### EXERCISE:
Print every line of the entries below with no changes.

### Recorded data:
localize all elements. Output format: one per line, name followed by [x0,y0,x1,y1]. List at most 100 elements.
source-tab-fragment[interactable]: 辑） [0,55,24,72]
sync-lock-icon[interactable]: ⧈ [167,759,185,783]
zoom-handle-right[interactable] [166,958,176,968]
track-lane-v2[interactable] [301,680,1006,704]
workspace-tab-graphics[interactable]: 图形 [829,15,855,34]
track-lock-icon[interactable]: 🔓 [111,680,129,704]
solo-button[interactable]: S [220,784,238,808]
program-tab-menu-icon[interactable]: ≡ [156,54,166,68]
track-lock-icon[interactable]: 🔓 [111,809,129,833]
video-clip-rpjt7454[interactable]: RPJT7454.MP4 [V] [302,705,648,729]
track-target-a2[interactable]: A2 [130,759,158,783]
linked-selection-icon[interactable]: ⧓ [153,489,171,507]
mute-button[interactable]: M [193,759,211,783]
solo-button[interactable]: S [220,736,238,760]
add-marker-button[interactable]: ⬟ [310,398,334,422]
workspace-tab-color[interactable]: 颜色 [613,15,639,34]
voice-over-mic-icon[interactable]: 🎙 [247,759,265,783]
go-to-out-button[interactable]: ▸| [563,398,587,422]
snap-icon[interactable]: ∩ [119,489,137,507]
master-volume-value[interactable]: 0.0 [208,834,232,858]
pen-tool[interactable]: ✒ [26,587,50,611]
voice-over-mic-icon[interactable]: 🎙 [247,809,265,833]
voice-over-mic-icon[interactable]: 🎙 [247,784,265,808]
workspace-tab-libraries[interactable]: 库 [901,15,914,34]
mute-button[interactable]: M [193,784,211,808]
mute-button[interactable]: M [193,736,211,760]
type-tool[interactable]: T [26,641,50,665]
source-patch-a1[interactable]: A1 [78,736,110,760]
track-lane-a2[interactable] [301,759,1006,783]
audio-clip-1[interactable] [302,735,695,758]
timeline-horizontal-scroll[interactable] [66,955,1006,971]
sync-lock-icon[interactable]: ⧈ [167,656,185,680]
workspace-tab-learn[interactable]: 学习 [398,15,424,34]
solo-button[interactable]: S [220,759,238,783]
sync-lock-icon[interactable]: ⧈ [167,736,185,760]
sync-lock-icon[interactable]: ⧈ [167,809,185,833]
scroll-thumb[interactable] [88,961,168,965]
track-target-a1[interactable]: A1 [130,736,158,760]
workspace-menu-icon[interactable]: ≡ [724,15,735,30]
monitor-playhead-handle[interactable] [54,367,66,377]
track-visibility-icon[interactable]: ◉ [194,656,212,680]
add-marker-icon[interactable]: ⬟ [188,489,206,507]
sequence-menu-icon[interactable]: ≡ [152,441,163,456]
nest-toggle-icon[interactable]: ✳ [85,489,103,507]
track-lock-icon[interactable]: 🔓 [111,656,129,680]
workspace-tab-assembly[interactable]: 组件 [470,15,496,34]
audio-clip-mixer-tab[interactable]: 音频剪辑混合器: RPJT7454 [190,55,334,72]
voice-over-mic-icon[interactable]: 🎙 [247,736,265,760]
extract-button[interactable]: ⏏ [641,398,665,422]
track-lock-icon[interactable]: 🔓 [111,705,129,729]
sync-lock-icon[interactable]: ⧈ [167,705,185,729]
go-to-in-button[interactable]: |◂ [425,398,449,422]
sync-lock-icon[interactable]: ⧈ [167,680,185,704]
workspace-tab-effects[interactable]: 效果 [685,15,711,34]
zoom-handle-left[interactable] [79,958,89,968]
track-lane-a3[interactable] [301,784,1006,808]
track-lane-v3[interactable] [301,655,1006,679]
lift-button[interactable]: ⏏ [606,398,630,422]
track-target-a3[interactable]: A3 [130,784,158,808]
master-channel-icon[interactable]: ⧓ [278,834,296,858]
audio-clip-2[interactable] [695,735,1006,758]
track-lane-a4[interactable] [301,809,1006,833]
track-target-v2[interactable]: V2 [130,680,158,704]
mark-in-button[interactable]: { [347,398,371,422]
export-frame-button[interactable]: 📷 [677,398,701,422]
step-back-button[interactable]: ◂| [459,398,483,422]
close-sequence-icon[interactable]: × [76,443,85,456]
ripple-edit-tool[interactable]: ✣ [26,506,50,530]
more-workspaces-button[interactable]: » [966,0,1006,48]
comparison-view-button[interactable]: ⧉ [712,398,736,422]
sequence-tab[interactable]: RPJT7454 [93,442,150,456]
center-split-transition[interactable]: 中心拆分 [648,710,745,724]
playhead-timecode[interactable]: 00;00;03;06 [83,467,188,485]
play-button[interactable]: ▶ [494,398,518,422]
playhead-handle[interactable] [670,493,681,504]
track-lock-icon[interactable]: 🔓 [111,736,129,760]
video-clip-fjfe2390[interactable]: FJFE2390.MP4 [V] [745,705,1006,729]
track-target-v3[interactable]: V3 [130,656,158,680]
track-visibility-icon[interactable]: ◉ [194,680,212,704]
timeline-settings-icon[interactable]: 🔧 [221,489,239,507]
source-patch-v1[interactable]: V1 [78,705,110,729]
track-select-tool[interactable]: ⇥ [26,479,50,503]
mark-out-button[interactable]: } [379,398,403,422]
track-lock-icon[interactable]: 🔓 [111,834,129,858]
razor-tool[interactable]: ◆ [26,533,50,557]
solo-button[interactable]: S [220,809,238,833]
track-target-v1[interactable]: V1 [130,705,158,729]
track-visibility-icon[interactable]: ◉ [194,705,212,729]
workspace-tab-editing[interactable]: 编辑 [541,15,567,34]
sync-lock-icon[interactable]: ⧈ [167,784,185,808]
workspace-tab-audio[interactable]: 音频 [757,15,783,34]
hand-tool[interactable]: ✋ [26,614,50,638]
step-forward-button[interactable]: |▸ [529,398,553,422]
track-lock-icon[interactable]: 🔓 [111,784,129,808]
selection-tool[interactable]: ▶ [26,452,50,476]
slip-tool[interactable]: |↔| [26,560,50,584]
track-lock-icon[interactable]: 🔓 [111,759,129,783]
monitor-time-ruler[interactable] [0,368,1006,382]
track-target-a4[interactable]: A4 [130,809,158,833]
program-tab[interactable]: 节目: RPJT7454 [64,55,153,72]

### WRITTEN RESPONSE:
localize all elements. Output format: one per line, name followed by [x0,y0,x1,y1]. List at most 100 elements.
source-tab-fragment[interactable]: 辑） [0,55,24,72]
sync-lock-icon[interactable]: ⧈ [167,759,185,783]
zoom-handle-right[interactable] [166,958,176,968]
track-lane-v2[interactable] [301,680,1006,704]
workspace-tab-graphics[interactable]: 图形 [829,15,855,34]
track-lock-icon[interactable]: 🔓 [111,680,129,704]
solo-button[interactable]: S [220,784,238,808]
program-tab-menu-icon[interactable]: ≡ [156,54,166,68]
track-lock-icon[interactable]: 🔓 [111,809,129,833]
video-clip-rpjt7454[interactable]: RPJT7454.MP4 [V] [302,705,648,729]
track-target-a2[interactable]: A2 [130,759,158,783]
linked-selection-icon[interactable]: ⧓ [153,489,171,507]
mute-button[interactable]: M [193,759,211,783]
solo-button[interactable]: S [220,736,238,760]
add-marker-button[interactable]: ⬟ [310,398,334,422]
workspace-tab-color[interactable]: 颜色 [613,15,639,34]
voice-over-mic-icon[interactable]: 🎙 [247,759,265,783]
go-to-out-button[interactable]: ▸| [563,398,587,422]
snap-icon[interactable]: ∩ [119,489,137,507]
master-volume-value[interactable]: 0.0 [208,834,232,858]
pen-tool[interactable]: ✒ [26,587,50,611]
voice-over-mic-icon[interactable]: 🎙 [247,809,265,833]
voice-over-mic-icon[interactable]: 🎙 [247,784,265,808]
workspace-tab-libraries[interactable]: 库 [901,15,914,34]
mute-button[interactable]: M [193,784,211,808]
mute-button[interactable]: M [193,736,211,760]
type-tool[interactable]: T [26,641,50,665]
source-patch-a1[interactable]: A1 [78,736,110,760]
track-lane-a2[interactable] [301,759,1006,783]
audio-clip-1[interactable] [302,735,695,758]
timeline-horizontal-scroll[interactable] [66,955,1006,971]
sync-lock-icon[interactable]: ⧈ [167,656,185,680]
workspace-tab-learn[interactable]: 学习 [398,15,424,34]
solo-button[interactable]: S [220,759,238,783]
sync-lock-icon[interactable]: ⧈ [167,736,185,760]
sync-lock-icon[interactable]: ⧈ [167,809,185,833]
scroll-thumb[interactable] [88,961,168,965]
track-target-a1[interactable]: A1 [130,736,158,760]
workspace-menu-icon[interactable]: ≡ [724,15,735,30]
monitor-playhead-handle[interactable] [54,367,66,377]
track-visibility-icon[interactable]: ◉ [194,656,212,680]
add-marker-icon[interactable]: ⬟ [188,489,206,507]
sequence-menu-icon[interactable]: ≡ [152,441,163,456]
nest-toggle-icon[interactable]: ✳ [85,489,103,507]
track-lock-icon[interactable]: 🔓 [111,656,129,680]
workspace-tab-assembly[interactable]: 组件 [470,15,496,34]
audio-clip-mixer-tab[interactable]: 音频剪辑混合器: RPJT7454 [190,55,334,72]
voice-over-mic-icon[interactable]: 🎙 [247,736,265,760]
extract-button[interactable]: ⏏ [641,398,665,422]
track-lock-icon[interactable]: 🔓 [111,705,129,729]
sync-lock-icon[interactable]: ⧈ [167,705,185,729]
go-to-in-button[interactable]: |◂ [425,398,449,422]
sync-lock-icon[interactable]: ⧈ [167,680,185,704]
workspace-tab-effects[interactable]: 效果 [685,15,711,34]
zoom-handle-left[interactable] [79,958,89,968]
track-lane-a3[interactable] [301,784,1006,808]
track-lane-v3[interactable] [301,655,1006,679]
lift-button[interactable]: ⏏ [606,398,630,422]
track-target-a3[interactable]: A3 [130,784,158,808]
master-channel-icon[interactable]: ⧓ [278,834,296,858]
audio-clip-2[interactable] [695,735,1006,758]
track-lane-a4[interactable] [301,809,1006,833]
track-target-v2[interactable]: V2 [130,680,158,704]
mark-in-button[interactable]: { [347,398,371,422]
export-frame-button[interactable]: 📷 [677,398,701,422]
step-back-button[interactable]: ◂| [459,398,483,422]
close-sequence-icon[interactable]: × [76,443,85,456]
ripple-edit-tool[interactable]: ✣ [26,506,50,530]
more-workspaces-button[interactable]: » [966,0,1006,48]
comparison-view-button[interactable]: ⧉ [712,398,736,422]
sequence-tab[interactable]: RPJT7454 [93,442,150,456]
center-split-transition[interactable]: 中心拆分 [648,710,745,724]
playhead-timecode[interactable]: 00;00;03;06 [83,467,188,485]
play-button[interactable]: ▶ [494,398,518,422]
playhead-handle[interactable] [670,493,681,504]
track-lock-icon[interactable]: 🔓 [111,736,129,760]
video-clip-fjfe2390[interactable]: FJFE2390.MP4 [V] [745,705,1006,729]
track-target-v3[interactable]: V3 [130,656,158,680]
track-visibility-icon[interactable]: ◉ [194,680,212,704]
timeline-settings-icon[interactable]: 🔧 [221,489,239,507]
source-patch-v1[interactable]: V1 [78,705,110,729]
track-select-tool[interactable]: ⇥ [26,479,50,503]
mark-out-button[interactable]: } [379,398,403,422]
track-lock-icon[interactable]: 🔓 [111,834,129,858]
razor-tool[interactable]: ◆ [26,533,50,557]
solo-button[interactable]: S [220,809,238,833]
track-target-v1[interactable]: V1 [130,705,158,729]
track-visibility-icon[interactable]: ◉ [194,705,212,729]
workspace-tab-editing[interactable]: 编辑 [541,15,567,34]
sync-lock-icon[interactable]: ⧈ [167,784,185,808]
workspace-tab-audio[interactable]: 音频 [757,15,783,34]
hand-tool[interactable]: ✋ [26,614,50,638]
step-forward-button[interactable]: |▸ [529,398,553,422]
track-lock-icon[interactable]: 🔓 [111,784,129,808]
selection-tool[interactable]: ▶ [26,452,50,476]
slip-tool[interactable]: |↔| [26,560,50,584]
track-lock-icon[interactable]: 🔓 [111,759,129,783]
monitor-time-ruler[interactable] [0,368,1006,382]
track-target-a4[interactable]: A4 [130,809,158,833]
program-tab[interactable]: 节目: RPJT7454 [64,55,153,72]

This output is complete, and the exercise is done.